#### Data listing
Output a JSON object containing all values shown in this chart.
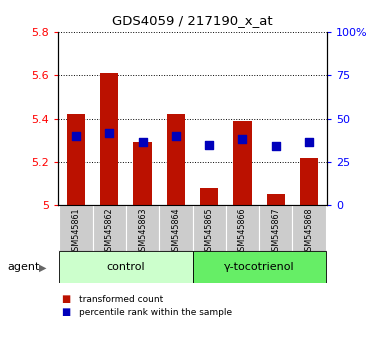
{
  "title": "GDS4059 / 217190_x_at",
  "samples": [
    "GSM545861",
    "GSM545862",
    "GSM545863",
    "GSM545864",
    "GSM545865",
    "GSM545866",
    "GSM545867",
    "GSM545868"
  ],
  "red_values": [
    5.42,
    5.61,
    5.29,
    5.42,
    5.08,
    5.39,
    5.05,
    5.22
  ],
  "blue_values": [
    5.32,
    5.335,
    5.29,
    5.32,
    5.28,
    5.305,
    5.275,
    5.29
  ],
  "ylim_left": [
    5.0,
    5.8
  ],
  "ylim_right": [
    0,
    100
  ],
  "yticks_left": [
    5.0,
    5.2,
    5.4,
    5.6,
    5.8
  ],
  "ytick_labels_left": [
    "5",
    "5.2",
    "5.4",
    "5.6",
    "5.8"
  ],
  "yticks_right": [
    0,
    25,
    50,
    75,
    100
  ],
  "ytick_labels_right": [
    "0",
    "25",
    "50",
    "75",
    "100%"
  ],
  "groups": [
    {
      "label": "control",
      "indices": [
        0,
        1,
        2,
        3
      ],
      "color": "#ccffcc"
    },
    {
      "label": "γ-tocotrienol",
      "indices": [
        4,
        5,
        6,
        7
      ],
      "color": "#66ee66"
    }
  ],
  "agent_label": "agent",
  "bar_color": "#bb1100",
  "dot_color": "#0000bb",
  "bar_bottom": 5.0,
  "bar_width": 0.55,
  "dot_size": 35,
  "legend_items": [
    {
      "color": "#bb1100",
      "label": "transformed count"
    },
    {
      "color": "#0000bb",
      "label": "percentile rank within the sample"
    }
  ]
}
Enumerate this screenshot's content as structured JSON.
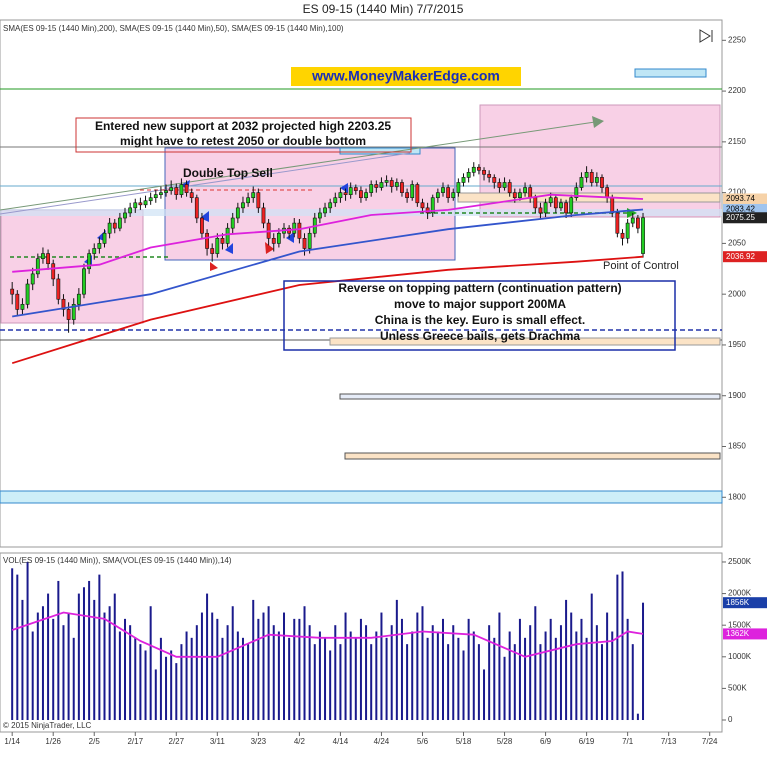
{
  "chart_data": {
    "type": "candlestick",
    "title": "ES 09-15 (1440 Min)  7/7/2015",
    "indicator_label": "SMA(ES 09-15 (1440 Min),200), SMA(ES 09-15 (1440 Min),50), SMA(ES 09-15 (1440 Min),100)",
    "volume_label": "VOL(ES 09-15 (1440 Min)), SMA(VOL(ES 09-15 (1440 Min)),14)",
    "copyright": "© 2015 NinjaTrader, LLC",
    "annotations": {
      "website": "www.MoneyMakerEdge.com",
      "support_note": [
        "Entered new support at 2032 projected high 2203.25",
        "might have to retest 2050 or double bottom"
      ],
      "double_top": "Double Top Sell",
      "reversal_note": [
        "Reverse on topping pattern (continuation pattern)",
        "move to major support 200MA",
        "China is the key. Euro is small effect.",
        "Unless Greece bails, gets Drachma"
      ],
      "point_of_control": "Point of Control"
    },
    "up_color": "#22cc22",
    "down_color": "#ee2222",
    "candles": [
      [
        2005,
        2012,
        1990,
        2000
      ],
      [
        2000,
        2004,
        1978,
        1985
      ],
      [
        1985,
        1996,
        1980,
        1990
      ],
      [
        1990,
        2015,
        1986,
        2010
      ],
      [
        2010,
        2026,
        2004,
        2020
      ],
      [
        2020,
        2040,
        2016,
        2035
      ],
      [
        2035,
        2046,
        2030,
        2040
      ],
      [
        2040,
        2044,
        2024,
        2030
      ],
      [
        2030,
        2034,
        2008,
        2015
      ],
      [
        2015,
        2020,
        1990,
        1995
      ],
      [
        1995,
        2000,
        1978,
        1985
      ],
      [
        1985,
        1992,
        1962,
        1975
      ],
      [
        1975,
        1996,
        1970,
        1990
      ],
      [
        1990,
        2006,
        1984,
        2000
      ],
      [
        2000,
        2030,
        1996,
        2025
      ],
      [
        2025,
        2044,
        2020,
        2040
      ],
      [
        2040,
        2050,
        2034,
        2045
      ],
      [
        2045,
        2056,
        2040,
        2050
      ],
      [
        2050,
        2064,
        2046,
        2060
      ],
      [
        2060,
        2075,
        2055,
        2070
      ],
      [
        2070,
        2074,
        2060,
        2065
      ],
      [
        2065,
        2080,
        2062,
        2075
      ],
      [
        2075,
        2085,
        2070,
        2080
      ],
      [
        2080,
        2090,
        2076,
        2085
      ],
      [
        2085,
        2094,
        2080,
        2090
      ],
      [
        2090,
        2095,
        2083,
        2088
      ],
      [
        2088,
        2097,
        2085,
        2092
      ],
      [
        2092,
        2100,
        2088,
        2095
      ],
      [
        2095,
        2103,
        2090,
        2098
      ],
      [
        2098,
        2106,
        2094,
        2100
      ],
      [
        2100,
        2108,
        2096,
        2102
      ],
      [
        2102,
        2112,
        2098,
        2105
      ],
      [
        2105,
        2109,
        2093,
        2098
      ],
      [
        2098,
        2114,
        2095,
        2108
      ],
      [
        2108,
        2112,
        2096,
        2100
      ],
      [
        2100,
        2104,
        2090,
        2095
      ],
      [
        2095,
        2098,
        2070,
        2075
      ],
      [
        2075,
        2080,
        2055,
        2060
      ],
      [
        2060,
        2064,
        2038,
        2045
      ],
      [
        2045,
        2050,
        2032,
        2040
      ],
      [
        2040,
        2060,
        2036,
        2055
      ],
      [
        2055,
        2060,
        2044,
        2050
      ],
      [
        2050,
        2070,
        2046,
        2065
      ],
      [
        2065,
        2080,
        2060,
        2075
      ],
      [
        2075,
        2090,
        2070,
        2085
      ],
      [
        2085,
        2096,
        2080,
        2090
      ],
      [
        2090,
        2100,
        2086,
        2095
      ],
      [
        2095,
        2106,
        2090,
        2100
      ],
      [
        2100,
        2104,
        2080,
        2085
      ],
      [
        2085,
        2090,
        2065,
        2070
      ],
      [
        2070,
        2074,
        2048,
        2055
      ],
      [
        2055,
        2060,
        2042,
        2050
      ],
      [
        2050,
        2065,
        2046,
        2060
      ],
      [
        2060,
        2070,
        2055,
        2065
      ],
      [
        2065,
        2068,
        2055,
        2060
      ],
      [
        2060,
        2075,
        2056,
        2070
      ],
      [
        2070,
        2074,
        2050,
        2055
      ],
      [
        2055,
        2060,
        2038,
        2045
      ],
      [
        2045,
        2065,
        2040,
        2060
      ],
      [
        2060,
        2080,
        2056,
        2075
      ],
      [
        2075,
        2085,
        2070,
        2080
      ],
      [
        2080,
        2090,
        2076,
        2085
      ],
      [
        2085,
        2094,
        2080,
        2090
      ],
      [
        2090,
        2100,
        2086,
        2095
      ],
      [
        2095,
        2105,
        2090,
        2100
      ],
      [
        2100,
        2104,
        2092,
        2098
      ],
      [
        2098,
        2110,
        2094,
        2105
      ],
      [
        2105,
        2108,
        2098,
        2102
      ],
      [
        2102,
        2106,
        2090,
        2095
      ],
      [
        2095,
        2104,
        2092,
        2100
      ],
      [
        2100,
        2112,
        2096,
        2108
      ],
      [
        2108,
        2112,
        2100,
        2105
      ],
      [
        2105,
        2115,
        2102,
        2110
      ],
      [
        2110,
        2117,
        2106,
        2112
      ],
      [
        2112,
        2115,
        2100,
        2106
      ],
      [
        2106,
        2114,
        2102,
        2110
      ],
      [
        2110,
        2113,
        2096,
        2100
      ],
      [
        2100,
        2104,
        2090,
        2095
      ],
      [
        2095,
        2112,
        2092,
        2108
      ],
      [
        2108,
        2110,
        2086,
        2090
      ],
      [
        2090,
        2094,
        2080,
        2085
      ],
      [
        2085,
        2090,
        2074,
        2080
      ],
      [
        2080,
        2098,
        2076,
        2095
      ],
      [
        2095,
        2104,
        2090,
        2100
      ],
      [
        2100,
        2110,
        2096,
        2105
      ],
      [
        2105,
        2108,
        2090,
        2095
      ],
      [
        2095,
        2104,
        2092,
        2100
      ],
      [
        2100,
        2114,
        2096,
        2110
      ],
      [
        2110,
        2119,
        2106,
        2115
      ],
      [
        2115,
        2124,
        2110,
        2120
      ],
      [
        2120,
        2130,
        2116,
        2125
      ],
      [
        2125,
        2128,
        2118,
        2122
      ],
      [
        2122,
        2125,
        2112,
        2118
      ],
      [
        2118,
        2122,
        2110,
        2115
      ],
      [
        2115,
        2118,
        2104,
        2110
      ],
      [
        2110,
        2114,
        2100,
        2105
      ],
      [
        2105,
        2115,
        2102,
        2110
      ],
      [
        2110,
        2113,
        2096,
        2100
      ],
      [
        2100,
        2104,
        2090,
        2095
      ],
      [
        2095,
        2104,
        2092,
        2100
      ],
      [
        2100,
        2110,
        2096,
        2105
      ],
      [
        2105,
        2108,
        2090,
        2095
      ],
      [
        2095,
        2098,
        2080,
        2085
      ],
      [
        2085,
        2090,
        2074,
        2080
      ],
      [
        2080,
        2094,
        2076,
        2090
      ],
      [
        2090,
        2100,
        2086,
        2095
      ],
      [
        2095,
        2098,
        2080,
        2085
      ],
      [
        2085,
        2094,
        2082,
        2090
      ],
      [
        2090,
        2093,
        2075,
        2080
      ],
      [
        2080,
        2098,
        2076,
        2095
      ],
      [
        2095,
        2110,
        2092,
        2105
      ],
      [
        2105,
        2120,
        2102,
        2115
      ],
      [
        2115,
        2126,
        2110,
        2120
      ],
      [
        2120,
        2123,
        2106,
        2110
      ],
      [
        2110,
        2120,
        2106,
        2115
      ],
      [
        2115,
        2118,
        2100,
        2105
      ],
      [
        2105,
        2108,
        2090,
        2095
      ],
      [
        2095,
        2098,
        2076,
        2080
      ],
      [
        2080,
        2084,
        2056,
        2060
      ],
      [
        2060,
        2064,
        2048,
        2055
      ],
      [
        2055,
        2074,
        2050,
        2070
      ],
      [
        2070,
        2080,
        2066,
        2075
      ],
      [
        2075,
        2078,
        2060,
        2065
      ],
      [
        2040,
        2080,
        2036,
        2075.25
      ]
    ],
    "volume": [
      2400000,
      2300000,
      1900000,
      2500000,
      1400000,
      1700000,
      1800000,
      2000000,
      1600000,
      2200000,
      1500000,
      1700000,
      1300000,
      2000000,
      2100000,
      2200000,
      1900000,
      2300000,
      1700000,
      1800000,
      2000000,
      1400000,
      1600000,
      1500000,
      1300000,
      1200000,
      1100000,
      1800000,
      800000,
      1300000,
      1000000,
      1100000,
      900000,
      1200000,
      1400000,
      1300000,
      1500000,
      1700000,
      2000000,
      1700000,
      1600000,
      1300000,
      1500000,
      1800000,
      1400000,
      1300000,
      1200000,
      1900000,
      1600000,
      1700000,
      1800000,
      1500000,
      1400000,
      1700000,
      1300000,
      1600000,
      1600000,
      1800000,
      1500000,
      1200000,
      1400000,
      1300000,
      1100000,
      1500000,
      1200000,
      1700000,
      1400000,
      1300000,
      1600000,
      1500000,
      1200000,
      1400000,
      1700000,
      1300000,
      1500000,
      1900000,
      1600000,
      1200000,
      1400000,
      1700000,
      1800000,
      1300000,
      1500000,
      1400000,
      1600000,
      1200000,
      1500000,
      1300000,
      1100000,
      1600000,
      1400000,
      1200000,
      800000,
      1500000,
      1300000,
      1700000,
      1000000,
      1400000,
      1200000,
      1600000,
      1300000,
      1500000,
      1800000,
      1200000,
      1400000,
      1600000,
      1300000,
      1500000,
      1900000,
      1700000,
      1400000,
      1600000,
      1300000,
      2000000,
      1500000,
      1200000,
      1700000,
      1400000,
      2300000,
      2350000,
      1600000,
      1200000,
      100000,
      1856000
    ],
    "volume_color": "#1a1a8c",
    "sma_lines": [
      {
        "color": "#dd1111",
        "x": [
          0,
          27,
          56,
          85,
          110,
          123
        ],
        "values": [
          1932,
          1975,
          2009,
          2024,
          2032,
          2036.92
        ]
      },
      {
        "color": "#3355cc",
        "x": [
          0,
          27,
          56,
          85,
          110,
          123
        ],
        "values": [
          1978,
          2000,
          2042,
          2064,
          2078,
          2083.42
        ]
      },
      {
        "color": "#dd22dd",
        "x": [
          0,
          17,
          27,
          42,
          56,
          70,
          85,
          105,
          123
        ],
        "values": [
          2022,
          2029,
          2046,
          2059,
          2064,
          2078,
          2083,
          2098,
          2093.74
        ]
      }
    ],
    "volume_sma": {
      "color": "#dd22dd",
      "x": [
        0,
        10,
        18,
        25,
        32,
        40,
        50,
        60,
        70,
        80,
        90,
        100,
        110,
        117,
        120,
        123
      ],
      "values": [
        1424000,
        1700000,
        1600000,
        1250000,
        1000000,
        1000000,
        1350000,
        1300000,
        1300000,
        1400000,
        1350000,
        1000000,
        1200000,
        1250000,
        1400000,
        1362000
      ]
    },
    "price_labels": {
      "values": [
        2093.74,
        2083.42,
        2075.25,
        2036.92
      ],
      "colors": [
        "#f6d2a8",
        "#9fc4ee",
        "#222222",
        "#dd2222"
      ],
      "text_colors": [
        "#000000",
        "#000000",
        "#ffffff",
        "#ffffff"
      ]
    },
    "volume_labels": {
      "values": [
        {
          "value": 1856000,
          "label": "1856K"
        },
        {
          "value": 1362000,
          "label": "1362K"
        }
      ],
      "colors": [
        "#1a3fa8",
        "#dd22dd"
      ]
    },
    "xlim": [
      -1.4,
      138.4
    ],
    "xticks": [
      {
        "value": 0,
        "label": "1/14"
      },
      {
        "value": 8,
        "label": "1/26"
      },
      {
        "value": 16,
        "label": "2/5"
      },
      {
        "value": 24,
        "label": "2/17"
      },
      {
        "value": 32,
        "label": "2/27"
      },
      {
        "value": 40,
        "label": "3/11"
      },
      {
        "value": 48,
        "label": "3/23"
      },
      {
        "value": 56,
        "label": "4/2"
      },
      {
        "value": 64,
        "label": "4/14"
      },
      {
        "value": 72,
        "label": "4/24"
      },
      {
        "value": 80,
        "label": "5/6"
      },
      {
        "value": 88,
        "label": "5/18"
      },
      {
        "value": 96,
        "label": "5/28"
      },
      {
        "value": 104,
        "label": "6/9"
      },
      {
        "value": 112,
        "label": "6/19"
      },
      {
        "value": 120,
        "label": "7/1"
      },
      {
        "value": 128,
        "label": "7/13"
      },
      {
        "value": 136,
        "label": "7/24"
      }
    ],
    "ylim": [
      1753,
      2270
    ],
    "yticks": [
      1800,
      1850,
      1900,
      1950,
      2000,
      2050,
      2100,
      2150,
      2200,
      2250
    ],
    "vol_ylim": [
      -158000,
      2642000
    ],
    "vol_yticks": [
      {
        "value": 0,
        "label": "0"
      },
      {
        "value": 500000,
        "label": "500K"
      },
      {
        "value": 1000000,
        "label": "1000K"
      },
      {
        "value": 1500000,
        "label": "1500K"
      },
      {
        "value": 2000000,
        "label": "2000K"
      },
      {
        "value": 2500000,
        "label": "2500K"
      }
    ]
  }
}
########
#### Data listing
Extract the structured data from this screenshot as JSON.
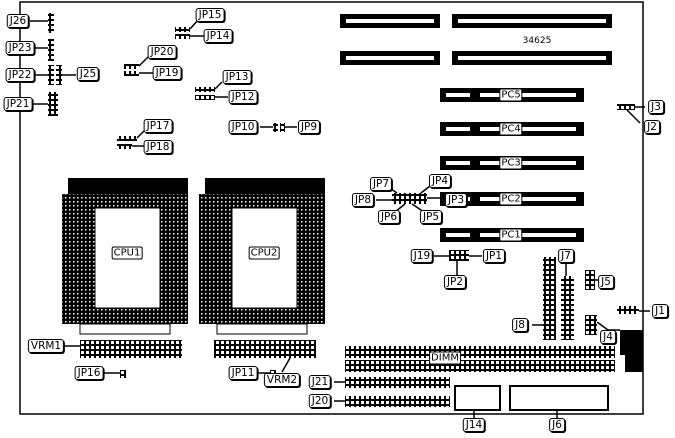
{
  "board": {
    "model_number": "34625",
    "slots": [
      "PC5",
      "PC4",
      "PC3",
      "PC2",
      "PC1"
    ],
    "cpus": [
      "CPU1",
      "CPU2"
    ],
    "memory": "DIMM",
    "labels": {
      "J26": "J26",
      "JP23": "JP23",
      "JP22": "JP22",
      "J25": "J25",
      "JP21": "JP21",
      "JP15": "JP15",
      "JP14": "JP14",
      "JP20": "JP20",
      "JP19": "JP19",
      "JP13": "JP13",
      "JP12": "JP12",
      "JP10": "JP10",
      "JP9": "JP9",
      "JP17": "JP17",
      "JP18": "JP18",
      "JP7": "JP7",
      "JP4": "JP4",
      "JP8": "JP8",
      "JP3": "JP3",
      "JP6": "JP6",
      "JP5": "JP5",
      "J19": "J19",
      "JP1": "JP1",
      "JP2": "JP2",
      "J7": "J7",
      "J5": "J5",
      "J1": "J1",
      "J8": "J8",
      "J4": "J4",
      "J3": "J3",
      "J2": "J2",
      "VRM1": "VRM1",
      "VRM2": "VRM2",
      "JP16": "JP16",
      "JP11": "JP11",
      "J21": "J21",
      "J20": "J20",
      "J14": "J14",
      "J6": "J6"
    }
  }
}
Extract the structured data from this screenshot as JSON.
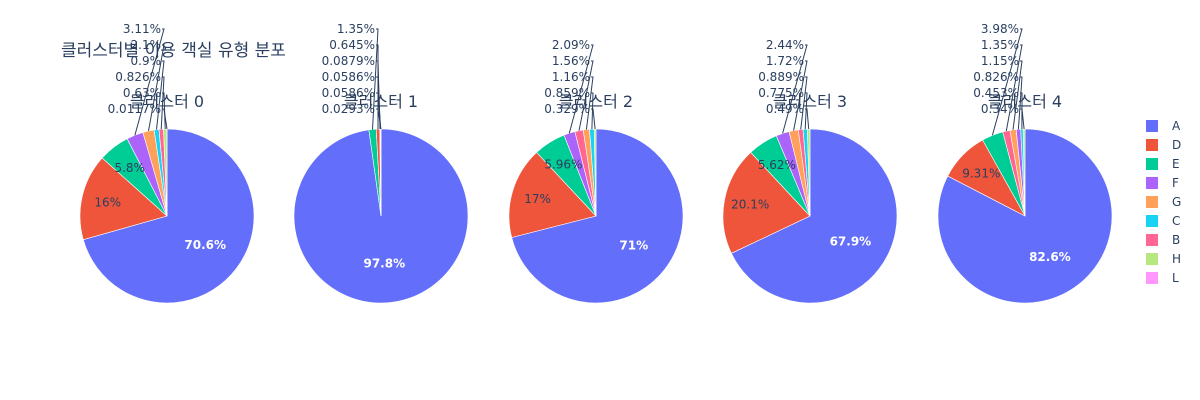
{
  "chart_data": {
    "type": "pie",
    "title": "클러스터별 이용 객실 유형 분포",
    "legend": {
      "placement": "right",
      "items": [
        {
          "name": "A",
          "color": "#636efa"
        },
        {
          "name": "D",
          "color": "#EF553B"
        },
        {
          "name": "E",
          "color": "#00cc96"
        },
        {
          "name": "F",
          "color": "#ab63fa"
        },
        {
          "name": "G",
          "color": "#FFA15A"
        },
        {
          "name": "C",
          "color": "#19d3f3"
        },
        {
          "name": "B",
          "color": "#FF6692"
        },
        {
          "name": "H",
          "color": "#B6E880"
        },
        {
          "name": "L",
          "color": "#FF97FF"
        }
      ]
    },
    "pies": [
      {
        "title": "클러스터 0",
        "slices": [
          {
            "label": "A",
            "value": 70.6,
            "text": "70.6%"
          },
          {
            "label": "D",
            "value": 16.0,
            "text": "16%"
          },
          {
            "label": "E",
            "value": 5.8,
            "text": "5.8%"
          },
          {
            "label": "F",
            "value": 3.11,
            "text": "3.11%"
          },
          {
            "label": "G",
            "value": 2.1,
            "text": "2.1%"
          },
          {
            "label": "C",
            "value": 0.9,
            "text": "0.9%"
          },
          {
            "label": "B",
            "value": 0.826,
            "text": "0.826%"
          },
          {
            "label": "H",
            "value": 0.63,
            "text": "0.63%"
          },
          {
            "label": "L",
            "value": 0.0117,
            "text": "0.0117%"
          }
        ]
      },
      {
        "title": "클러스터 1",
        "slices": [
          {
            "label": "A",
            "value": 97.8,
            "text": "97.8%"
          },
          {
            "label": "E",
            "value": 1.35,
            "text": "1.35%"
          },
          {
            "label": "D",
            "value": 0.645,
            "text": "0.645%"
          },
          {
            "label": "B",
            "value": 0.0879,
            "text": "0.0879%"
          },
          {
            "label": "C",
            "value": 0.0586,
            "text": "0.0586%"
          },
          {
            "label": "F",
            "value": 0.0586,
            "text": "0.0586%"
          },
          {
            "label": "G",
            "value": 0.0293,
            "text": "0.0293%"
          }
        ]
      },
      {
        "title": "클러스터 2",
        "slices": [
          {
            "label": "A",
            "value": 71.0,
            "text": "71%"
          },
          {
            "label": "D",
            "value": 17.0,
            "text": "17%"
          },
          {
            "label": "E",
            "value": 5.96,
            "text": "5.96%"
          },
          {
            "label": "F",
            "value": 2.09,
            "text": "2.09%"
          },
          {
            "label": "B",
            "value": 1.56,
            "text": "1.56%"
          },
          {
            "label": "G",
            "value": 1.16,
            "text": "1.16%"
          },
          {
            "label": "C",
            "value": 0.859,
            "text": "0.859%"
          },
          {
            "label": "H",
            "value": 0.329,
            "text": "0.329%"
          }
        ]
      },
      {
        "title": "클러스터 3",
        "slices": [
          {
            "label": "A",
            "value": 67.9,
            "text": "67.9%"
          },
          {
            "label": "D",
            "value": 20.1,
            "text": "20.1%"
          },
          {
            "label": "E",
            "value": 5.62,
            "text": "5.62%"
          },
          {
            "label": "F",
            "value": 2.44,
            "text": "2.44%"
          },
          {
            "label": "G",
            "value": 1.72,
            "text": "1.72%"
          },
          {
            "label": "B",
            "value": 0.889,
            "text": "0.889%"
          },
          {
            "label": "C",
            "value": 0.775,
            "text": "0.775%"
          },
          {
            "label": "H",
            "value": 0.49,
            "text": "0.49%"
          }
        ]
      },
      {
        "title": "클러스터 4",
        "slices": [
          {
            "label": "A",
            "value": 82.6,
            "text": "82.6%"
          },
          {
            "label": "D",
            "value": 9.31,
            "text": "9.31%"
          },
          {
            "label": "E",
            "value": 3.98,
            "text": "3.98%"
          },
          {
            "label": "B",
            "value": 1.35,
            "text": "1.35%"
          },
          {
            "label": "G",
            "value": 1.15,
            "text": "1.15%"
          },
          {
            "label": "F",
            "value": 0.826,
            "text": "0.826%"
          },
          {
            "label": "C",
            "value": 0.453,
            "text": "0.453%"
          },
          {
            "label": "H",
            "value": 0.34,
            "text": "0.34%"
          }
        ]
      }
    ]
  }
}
########
- **Work required**: Count the lines above that contain the word "JSON", and reply with only that number.

- **Reply**: 4